Work to do:
Please output the records below in full, exactly as given, but without the images.

Data provided:
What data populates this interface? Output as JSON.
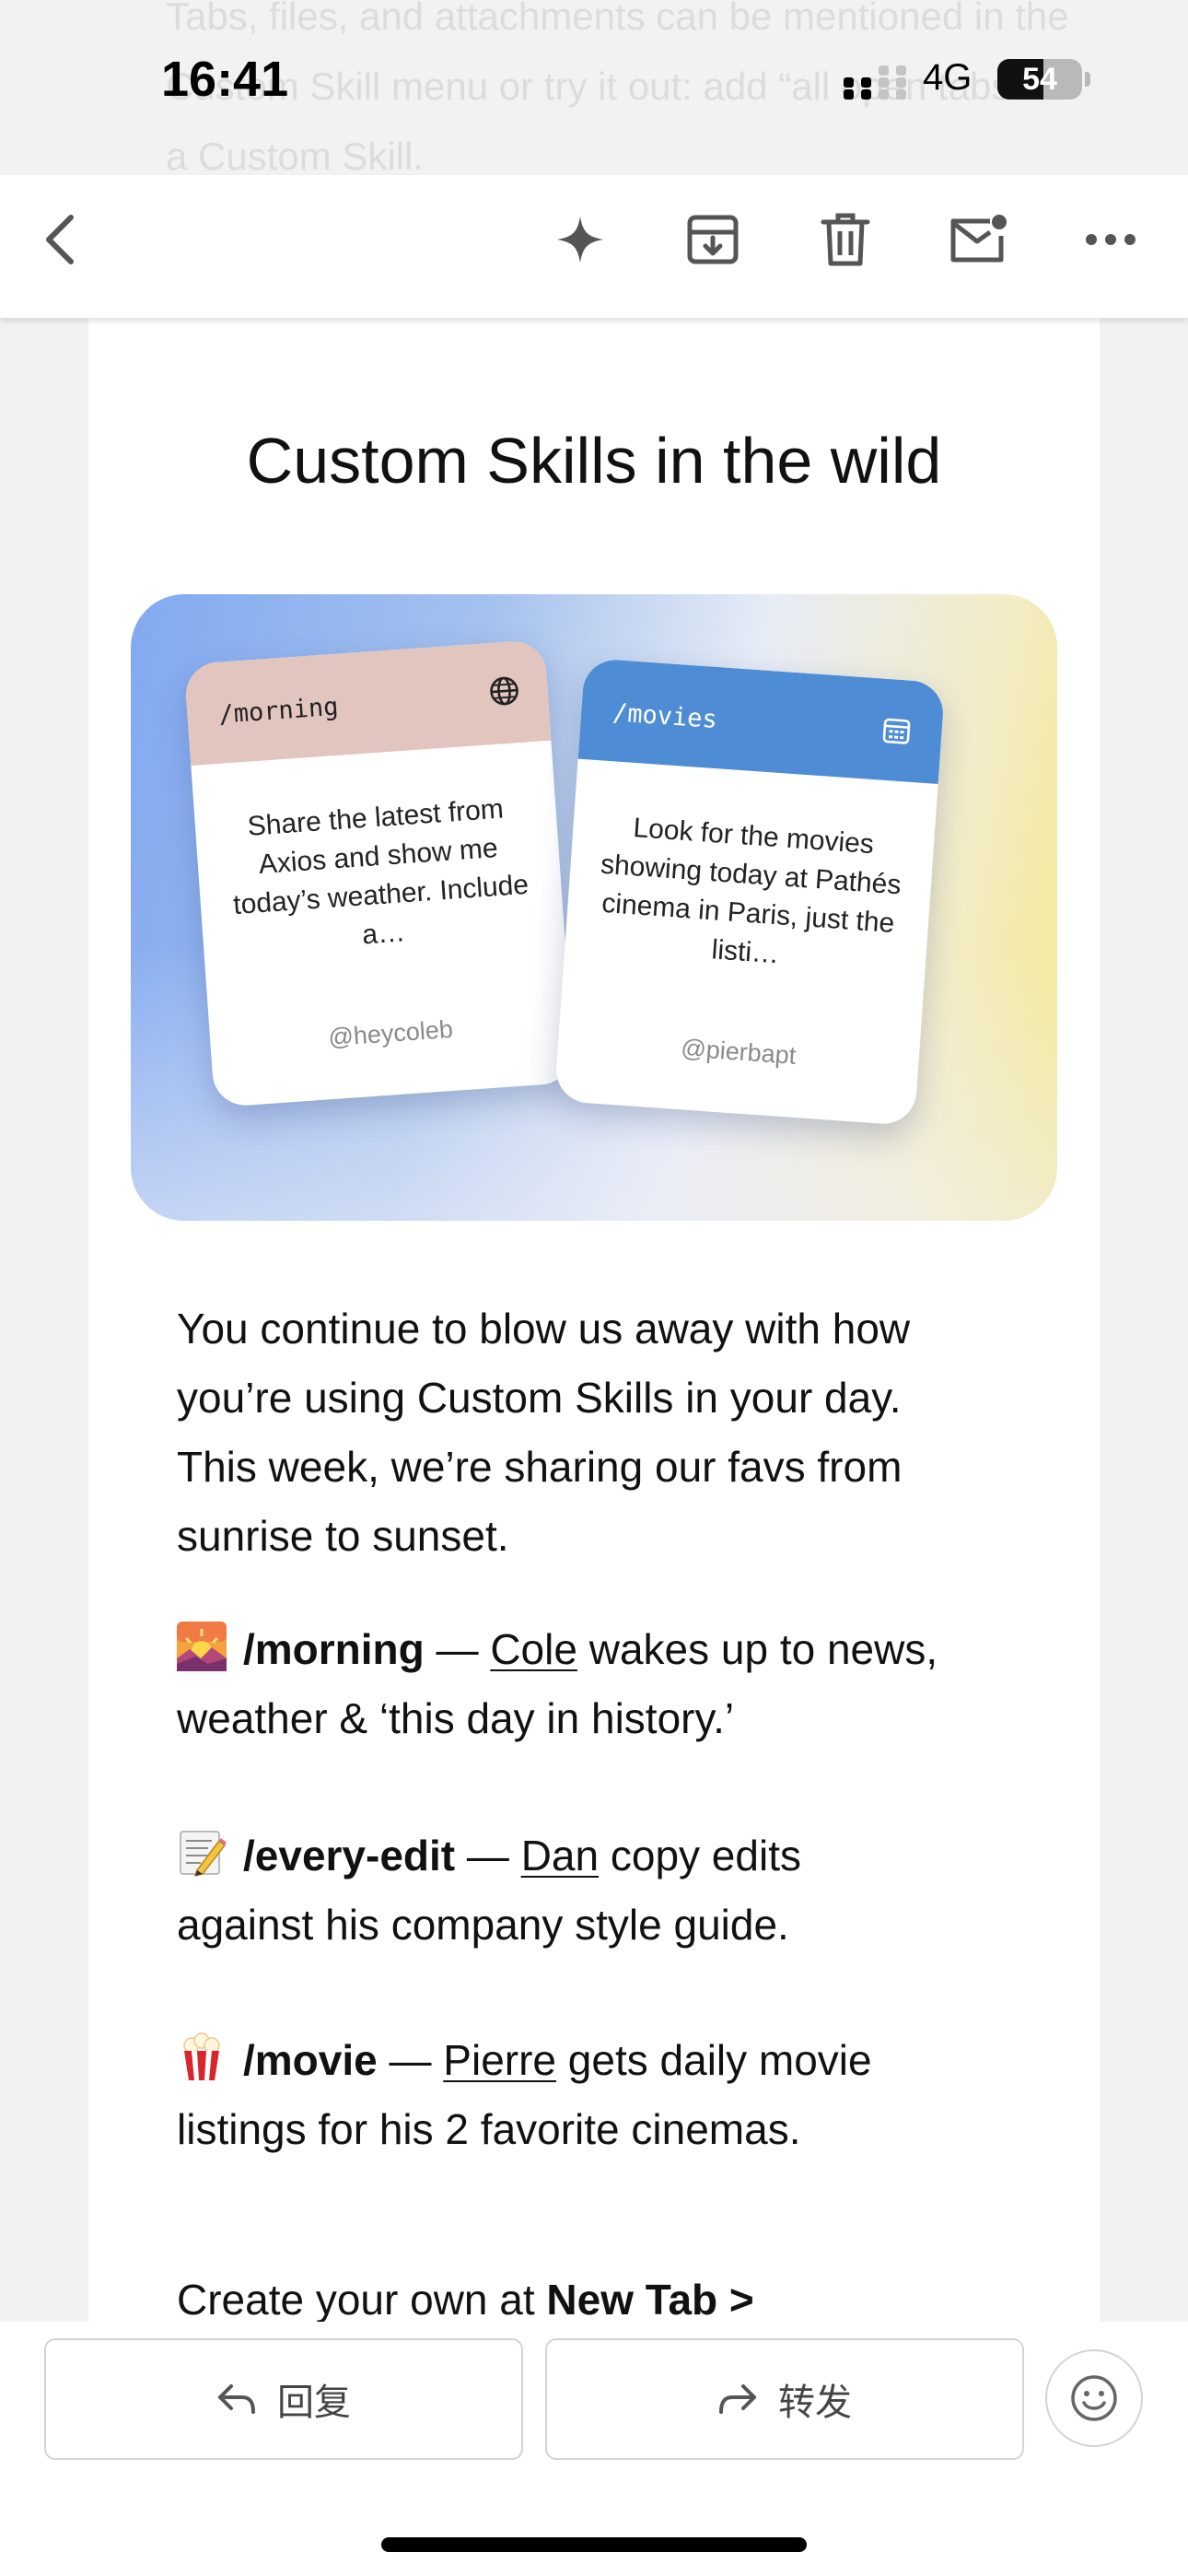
{
  "faded_text": "Tabs, files, and attachments can be mentioned in the Custom Skill menu or try it out: add “all open tabs” to a Custom Skill.",
  "status_bar": {
    "time": "16:41",
    "network": "4G",
    "battery_level": 54,
    "battery_label": "54"
  },
  "toolbar": {
    "back_icon": "chevron-left-icon",
    "icons": [
      "sparkle-icon",
      "archive-icon",
      "trash-icon",
      "mark-unread-icon",
      "more-icon"
    ]
  },
  "content": {
    "headline": "Custom Skills in the wild",
    "hero": {
      "colors": {
        "morning_header": "#e3c5c0",
        "movies_header": "#4e8dd6"
      },
      "cards": [
        {
          "command": "/morning",
          "icon": "globe-icon",
          "body": "Share the latest from Axios and show me today’s weather. Include a…",
          "handle": "@heycoleb"
        },
        {
          "command": "/movies",
          "icon": "calendar-icon",
          "body": "Look for the movies showing today at Pathés cinema in Paris, just the listi…",
          "handle": "@pierbapt"
        }
      ]
    },
    "intro": [
      "You continue to blow us away with how",
      "you’re using Custom Skills in your day.",
      "This week, we’re sharing our favs from",
      "sunrise to sunset."
    ],
    "skills": [
      {
        "emoji_icon": "sunrise-icon",
        "command": "/morning",
        "dash": " — ",
        "user": "Cole",
        "text_line1": " wakes up to news,",
        "text_line2": "weather & ‘this day in history.’"
      },
      {
        "emoji_icon": "memo-icon",
        "command": "/every-edit",
        "dash": " — ",
        "user": "Dan",
        "text_line1": " copy edits",
        "text_line2": "against his company style guide."
      },
      {
        "emoji_icon": "popcorn-icon",
        "command": "/movie",
        "dash": " — ",
        "user": "Pierre",
        "text_line1": " gets daily movie",
        "text_line2": "listings for his 2 favorite cinemas."
      }
    ],
    "cta_prefix": "Create your own at ",
    "cta_link": "New Tab >"
  },
  "bottom_bar": {
    "reply_label": "回复",
    "forward_label": "转发"
  }
}
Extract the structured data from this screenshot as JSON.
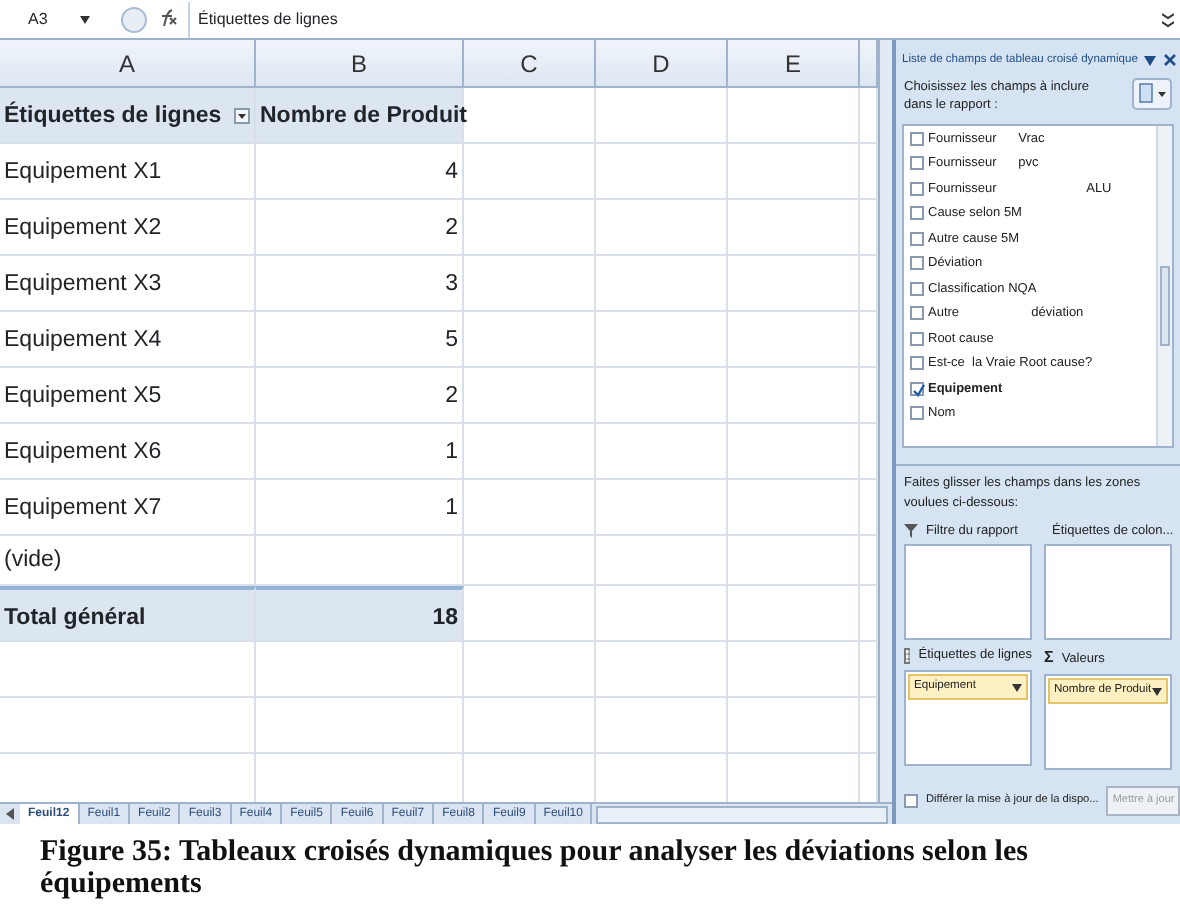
{
  "formula_bar": {
    "cell_ref": "A3",
    "formula": "Étiquettes de lignes"
  },
  "columns": [
    "A",
    "B",
    "C",
    "D",
    "E"
  ],
  "pivot": {
    "header": [
      "Étiquettes de lignes",
      "Nombre de Produit"
    ],
    "rows": [
      {
        "label": "Equipement X1",
        "count": "4"
      },
      {
        "label": "Equipement X2",
        "count": "2"
      },
      {
        "label": "Equipement X3",
        "count": "3"
      },
      {
        "label": "Equipement X4",
        "count": "5"
      },
      {
        "label": "Equipement X5",
        "count": "2"
      },
      {
        "label": "Equipement X6",
        "count": "1"
      },
      {
        "label": "Equipement X7",
        "count": "1"
      },
      {
        "label": "(vide)"
      }
    ],
    "total": {
      "label": "Total général",
      "count": "18"
    }
  },
  "sheet_tabs": [
    {
      "label": "Feuil12",
      "selected": true
    },
    {
      "label": "Feuil1",
      "selected": false
    },
    {
      "label": "Feuil2",
      "selected": false
    },
    {
      "label": "Feuil3",
      "selected": false
    },
    {
      "label": "Feuil4",
      "selected": false
    },
    {
      "label": "Feuil5",
      "selected": false
    },
    {
      "label": "Feuil6",
      "selected": false
    },
    {
      "label": "Feuil7",
      "selected": false
    },
    {
      "label": "Feuil8",
      "selected": false
    },
    {
      "label": "Feuil9",
      "selected": false
    },
    {
      "label": "Feuil10",
      "selected": false
    }
  ],
  "pane": {
    "title": "Liste de champs de tableau croisé dynamique",
    "choose_label": "Choisissez les champs à inclure dans le rapport :",
    "fields": [
      {
        "label": "Fournisseur      Vrac",
        "checked": false
      },
      {
        "label": "Fournisseur      pvc",
        "checked": false
      },
      {
        "label": "Fournisseur                         ALU",
        "checked": false
      },
      {
        "label": "Cause selon 5M",
        "checked": false
      },
      {
        "label": "Autre cause 5M",
        "checked": false
      },
      {
        "label": "Déviation",
        "checked": false
      },
      {
        "label": "Classification NQA",
        "checked": false
      },
      {
        "label": "Autre                    déviation",
        "checked": false
      },
      {
        "label": "Root cause",
        "checked": false
      },
      {
        "label": "Est-ce  la Vraie Root cause?",
        "checked": false
      },
      {
        "label": "Equipement",
        "checked": true
      },
      {
        "label": "Nom",
        "checked": false
      }
    ],
    "drag_label": "Faites glisser les champs dans les zones voulues ci-dessous:",
    "zones": [
      {
        "kind": "filter",
        "label": "Filtre du rapport"
      },
      {
        "kind": "columns",
        "label": "Étiquettes de colon..."
      },
      {
        "kind": "rows",
        "label": "Étiquettes de lignes",
        "items": [
          "Equipement"
        ]
      },
      {
        "kind": "values",
        "symbol": "Σ",
        "label": "Valeurs",
        "items": [
          "Nombre de Produit"
        ]
      }
    ],
    "defer": {
      "label": "Différer la mise à jour de la dispo...",
      "checked": false
    },
    "update_button": {
      "label": "Mettre à jour",
      "disabled": true
    }
  },
  "caption": "Figure 35: Tableaux croisés dynamiques pour analyser les déviations selon les équipements"
}
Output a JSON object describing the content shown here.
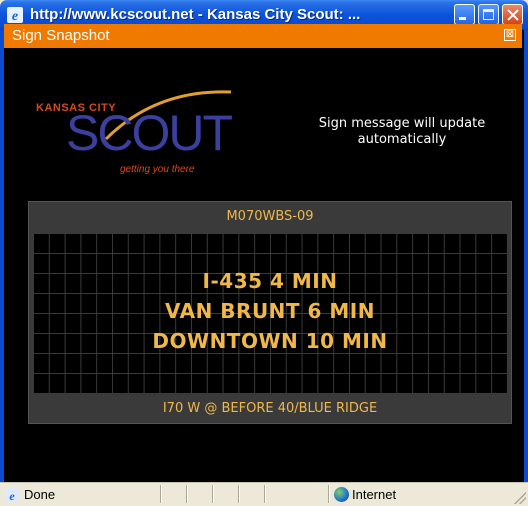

Task output:
What data populates this interface? Output as JSON.
{
  "faded_text": "Tabs, files, and attachments can be mentioned in the Custom Skill menu or try it out: add “all open tabs” to a Custom Skill.",
  "status_bar": {
    "time": "16:41",
    "network": "4G",
    "battery_level": 54,
    "battery_label": "54"
  },
  "toolbar": {
    "back_icon": "chevron-left-icon",
    "icons": [
      "sparkle-icon",
      "archive-icon",
      "trash-icon",
      "mark-unread-icon",
      "more-icon"
    ]
  },
  "content": {
    "headline": "Custom Skills in the wild",
    "hero": {
      "colors": {
        "morning_header": "#e3c5c0",
        "movies_header": "#4e8dd6"
      },
      "cards": [
        {
          "command": "/morning",
          "icon": "globe-icon",
          "body": "Share the latest from Axios and show me today’s weather. Include a…",
          "handle": "@heycoleb"
        },
        {
          "command": "/movies",
          "icon": "calendar-icon",
          "body": "Look for the movies showing today at Pathés cinema in Paris, just the listi…",
          "handle": "@pierbapt"
        }
      ]
    },
    "intro": [
      "You continue to blow us away with how",
      "you’re using Custom Skills in your day.",
      "This week, we’re sharing our favs from",
      "sunrise to sunset."
    ],
    "skills": [
      {
        "emoji_icon": "sunrise-icon",
        "command": "/morning",
        "dash": " — ",
        "user": "Cole",
        "text_line1": " wakes up to news,",
        "text_line2": "weather & ‘this day in history.’"
      },
      {
        "emoji_icon": "memo-icon",
        "command": "/every-edit",
        "dash": " — ",
        "user": "Dan",
        "text_line1": " copy edits",
        "text_line2": "against his company style guide."
      },
      {
        "emoji_icon": "popcorn-icon",
        "command": "/movie",
        "dash": " — ",
        "user": "Pierre",
        "text_line1": " gets daily movie",
        "text_line2": "listings for his 2 favorite cinemas."
      }
    ],
    "cta_prefix": "Create your own at ",
    "cta_link": "New Tab >"
  },
  "bottom_bar": {
    "reply_label": "回复",
    "forward_label": "转发"
  }
}
Extract the structured data from this screenshot as JSON.
{
  "formula_bar": {
    "cell_ref": "A3",
    "formula": "Étiquettes de lignes"
  },
  "columns": [
    "A",
    "B",
    "C",
    "D",
    "E"
  ],
  "pivot": {
    "header": [
      "Étiquettes de lignes",
      "Nombre de Produit"
    ],
    "rows": [
      {
        "label": "Equipement X1",
        "count": "4"
      },
      {
        "label": "Equipement X2",
        "count": "2"
      },
      {
        "label": "Equipement X3",
        "count": "3"
      },
      {
        "label": "Equipement X4",
        "count": "5"
      },
      {
        "label": "Equipement X5",
        "count": "2"
      },
      {
        "label": "Equipement X6",
        "count": "1"
      },
      {
        "label": "Equipement X7",
        "count": "1"
      },
      {
        "label": "(vide)"
      }
    ],
    "total": {
      "label": "Total général",
      "count": "18"
    }
  },
  "sheet_tabs": [
    {
      "label": "Feuil12",
      "selected": true
    },
    {
      "label": "Feuil1",
      "selected": false
    },
    {
      "label": "Feuil2",
      "selected": false
    },
    {
      "label": "Feuil3",
      "selected": false
    },
    {
      "label": "Feuil4",
      "selected": false
    },
    {
      "label": "Feuil5",
      "selected": false
    },
    {
      "label": "Feuil6",
      "selected": false
    },
    {
      "label": "Feuil7",
      "selected": false
    },
    {
      "label": "Feuil8",
      "selected": false
    },
    {
      "label": "Feuil9",
      "selected": false
    },
    {
      "label": "Feuil10",
      "selected": false
    }
  ],
  "pane": {
    "title": "Liste de champs de tableau croisé dynamique",
    "choose_label": "Choisissez les champs à inclure dans le rapport :",
    "fields": [
      {
        "label": "Fournisseur      Vrac",
        "checked": false
      },
      {
        "label": "Fournisseur      pvc",
        "checked": false
      },
      {
        "label": "Fournisseur                         ALU",
        "checked": false
      },
      {
        "label": "Cause selon 5M",
        "checked": false
      },
      {
        "label": "Autre cause 5M",
        "checked": false
      },
      {
        "label": "Déviation",
        "checked": false
      },
      {
        "label": "Classification NQA",
        "checked": false
      },
      {
        "label": "Autre                    déviation",
        "checked": false
      },
      {
        "label": "Root cause",
        "checked": false
      },
      {
        "label": "Est-ce  la Vraie Root cause?",
        "checked": false
      },
      {
        "label": "Equipement",
        "checked": true
      },
      {
        "label": "Nom",
        "checked": false
      }
    ],
    "drag_label": "Faites glisser les champs dans les zones voulues ci-dessous:",
    "zones": [
      {
        "kind": "filter",
        "label": "Filtre du rapport"
      },
      {
        "kind": "columns",
        "label": "Étiquettes de colon..."
      },
      {
        "kind": "rows",
        "label": "Étiquettes de lignes",
        "items": [
          "Equipement"
        ]
      },
      {
        "kind": "values",
        "symbol": "Σ",
        "label": "Valeurs",
        "items": [
          "Nombre de Produit"
        ]
      }
    ],
    "defer": {
      "label": "Différer la mise à jour de la dispo...",
      "checked": false
    },
    "update_button": {
      "label": "Mettre à jour",
      "disabled": true
    }
  },
  "caption": "Figure 35: Tableaux croisés dynamiques pour analyser les déviations selon les équipements"
}
Output a JSON object describing the content shown here.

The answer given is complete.